### Data for the task

┄┄┄┄┄┄┄┄┄┄┄┄┄┄┄┄┄┄┄┄

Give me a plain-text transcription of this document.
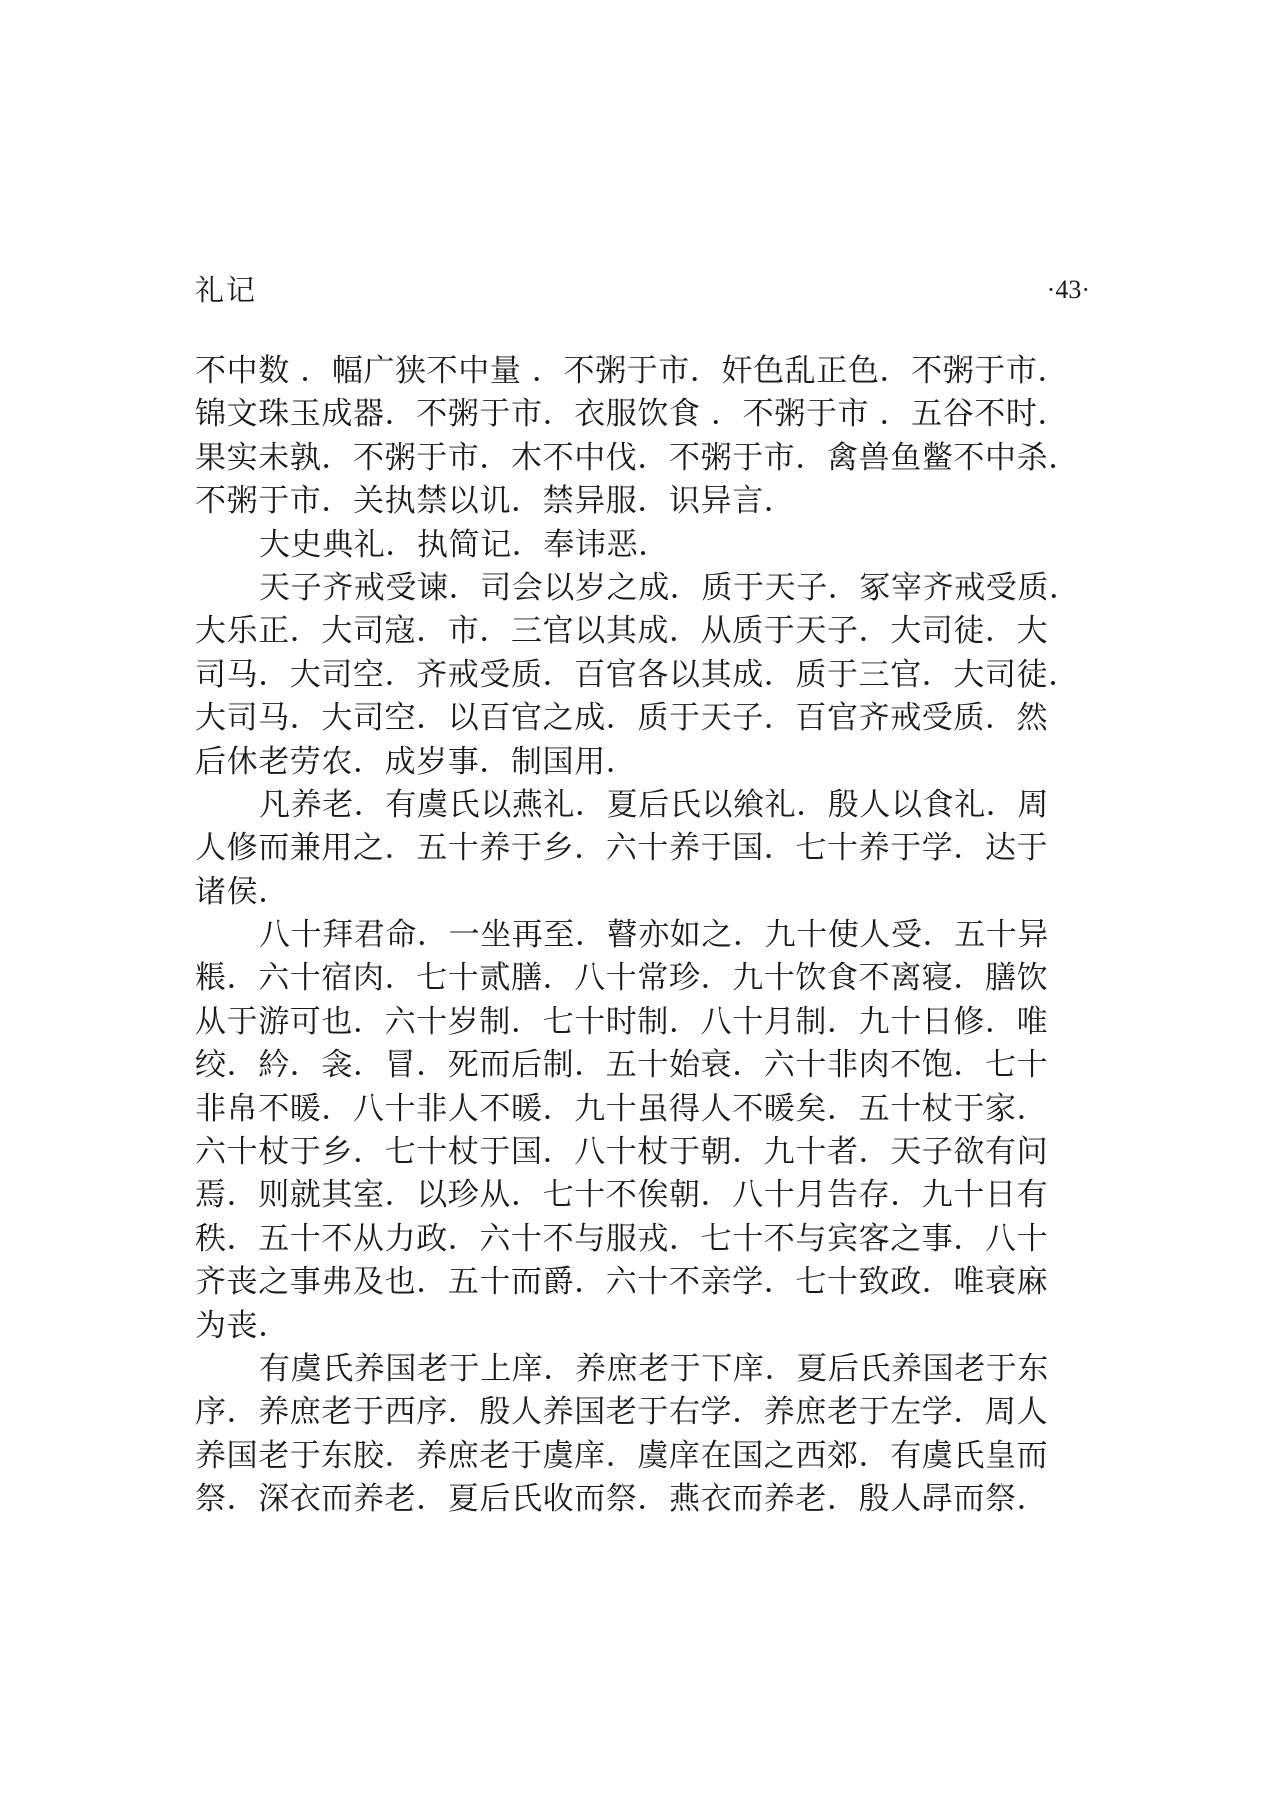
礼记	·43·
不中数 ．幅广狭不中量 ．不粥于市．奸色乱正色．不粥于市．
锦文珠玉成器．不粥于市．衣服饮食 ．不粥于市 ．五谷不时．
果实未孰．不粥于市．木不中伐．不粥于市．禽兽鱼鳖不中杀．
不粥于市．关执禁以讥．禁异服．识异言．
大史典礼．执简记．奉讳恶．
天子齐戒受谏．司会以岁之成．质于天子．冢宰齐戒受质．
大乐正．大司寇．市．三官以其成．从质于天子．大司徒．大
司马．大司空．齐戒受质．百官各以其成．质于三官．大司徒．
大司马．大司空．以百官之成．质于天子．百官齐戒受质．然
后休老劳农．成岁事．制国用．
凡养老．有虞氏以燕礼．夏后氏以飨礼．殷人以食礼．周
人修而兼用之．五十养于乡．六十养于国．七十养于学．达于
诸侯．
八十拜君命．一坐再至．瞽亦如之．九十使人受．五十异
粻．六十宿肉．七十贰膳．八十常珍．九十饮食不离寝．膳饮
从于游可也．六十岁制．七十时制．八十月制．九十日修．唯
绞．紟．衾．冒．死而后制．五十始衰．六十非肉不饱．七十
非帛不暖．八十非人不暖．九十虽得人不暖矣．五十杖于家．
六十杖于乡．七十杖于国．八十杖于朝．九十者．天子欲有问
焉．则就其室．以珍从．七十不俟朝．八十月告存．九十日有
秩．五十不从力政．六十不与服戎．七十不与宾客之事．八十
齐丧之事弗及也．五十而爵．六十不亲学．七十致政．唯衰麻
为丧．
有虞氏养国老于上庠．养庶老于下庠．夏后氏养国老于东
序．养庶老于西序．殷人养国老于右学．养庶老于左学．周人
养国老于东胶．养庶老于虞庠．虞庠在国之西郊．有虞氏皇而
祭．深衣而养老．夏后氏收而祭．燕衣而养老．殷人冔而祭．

┄┄┄┄┄┄┄┄┄┄┄┄┄┄┄┄┄┄┄┄

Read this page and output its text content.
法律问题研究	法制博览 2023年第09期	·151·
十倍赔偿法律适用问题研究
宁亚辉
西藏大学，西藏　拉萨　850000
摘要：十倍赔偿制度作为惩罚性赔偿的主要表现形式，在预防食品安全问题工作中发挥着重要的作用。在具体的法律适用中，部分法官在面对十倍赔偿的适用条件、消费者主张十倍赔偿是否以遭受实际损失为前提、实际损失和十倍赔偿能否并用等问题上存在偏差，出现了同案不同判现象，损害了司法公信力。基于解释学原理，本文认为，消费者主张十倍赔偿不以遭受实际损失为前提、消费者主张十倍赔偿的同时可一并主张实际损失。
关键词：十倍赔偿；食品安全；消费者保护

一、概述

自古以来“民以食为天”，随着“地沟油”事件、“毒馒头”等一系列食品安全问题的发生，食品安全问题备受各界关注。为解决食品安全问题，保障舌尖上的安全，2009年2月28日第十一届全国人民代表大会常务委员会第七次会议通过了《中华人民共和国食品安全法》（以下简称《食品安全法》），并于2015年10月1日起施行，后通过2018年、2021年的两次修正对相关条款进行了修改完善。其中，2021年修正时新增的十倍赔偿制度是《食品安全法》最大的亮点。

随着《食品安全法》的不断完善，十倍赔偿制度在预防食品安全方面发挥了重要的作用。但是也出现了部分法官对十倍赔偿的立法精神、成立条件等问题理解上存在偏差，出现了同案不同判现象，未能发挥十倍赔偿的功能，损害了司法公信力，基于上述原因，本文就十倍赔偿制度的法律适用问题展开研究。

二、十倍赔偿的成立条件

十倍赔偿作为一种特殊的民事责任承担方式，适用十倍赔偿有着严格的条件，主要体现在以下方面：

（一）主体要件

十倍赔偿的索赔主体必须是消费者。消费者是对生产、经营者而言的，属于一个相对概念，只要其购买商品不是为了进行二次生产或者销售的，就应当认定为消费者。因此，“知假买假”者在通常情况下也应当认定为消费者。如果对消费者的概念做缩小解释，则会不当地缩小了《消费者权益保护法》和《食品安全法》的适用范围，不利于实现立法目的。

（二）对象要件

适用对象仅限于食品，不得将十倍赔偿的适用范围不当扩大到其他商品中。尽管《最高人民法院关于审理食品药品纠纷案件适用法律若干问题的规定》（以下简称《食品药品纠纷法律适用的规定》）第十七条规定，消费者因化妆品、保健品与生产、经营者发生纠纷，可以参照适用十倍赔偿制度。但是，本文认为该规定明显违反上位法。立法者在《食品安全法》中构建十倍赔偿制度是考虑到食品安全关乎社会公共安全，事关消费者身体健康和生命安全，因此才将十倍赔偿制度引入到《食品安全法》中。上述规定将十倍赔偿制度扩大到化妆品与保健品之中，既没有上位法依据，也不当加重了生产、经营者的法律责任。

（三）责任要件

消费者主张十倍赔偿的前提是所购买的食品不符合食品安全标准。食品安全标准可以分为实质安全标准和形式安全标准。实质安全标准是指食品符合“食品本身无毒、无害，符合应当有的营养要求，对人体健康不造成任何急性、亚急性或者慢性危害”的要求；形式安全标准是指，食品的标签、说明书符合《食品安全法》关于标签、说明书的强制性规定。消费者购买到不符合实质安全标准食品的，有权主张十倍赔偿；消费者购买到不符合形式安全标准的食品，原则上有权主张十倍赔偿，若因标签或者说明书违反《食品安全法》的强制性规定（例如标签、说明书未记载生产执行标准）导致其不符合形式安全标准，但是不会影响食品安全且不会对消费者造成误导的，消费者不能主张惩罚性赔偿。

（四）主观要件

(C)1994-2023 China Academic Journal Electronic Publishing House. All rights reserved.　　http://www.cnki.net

┄┄┄┄┄┄┄┄┄┄┄┄┄┄┄┄┄┄┄┄

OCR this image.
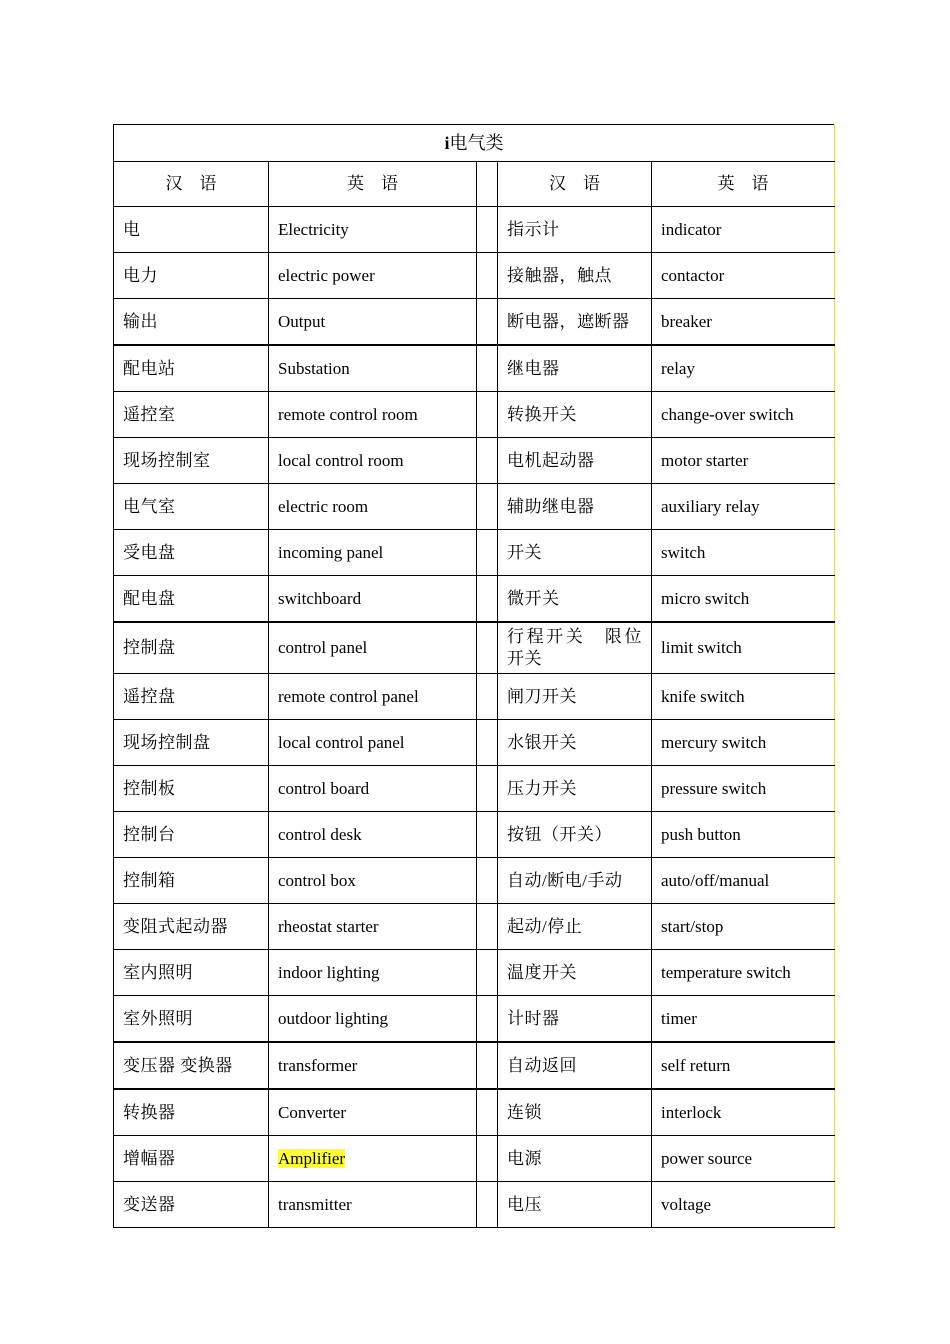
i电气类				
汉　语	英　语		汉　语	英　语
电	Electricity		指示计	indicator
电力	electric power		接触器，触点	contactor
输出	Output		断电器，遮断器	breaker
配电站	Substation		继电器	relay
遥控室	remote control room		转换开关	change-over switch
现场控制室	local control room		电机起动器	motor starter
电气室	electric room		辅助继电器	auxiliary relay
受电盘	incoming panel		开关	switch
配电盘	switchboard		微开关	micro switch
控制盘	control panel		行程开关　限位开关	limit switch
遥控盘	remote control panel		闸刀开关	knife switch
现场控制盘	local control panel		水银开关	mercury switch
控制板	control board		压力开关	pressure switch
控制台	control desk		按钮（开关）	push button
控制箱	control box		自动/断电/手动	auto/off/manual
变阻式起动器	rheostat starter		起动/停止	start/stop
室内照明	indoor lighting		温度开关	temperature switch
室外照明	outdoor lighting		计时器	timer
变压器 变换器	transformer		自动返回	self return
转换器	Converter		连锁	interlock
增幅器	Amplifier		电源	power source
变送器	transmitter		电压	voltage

┄┄┄┄┄┄┄┄┄┄┄┄┄┄┄┄┄┄┄┄

### Short task
Where a line holds "以下简称", copy that line.

### Reply to the task
自古以来“民以食为天”，随着“地沟油”事件、“毒馒头”等一系列食品安全问题的发生，食品安全问题备受各界关注。为解决食品安全问题，保障舌尖上的安全，2009年2月28日第十一届全国人民代表大会常务委员会第七次会议通过了《中华人民共和国食品安全法》（以下简称《食品安全法》），并于2015年10月1日起施行，后通过2018年、2021年的两次修正对相关条款进行了修改完善。其中，2021年修正时新增的十倍赔偿制度是《食品安全法》最大的亮点。
适用对象仅限于食品，不得将十倍赔偿的适用范围不当扩大到其他商品中。尽管《最高人民法院关于审理食品药品纠纷案件适用法律若干问题的规定》（以下简称《食品药品纠纷法律适用的规定》）第十七条规定，消费者因化妆品、保健品与生产、经营者发生纠纷，可以参照适用十倍赔偿制度。但是，本文认为该规定明显违反上位法。立法者在《食品安全法》中构建十倍赔偿制度是考虑到食品安全关乎社会公共安全，事关消费者身体健康和生命安全，因此才将十倍赔偿制度引入到《食品安全法》中。上述规定将十倍赔偿制度扩大到化妆品与保健品之中，既没有上位法依据，也不当加重了生产、经营者的法律责任。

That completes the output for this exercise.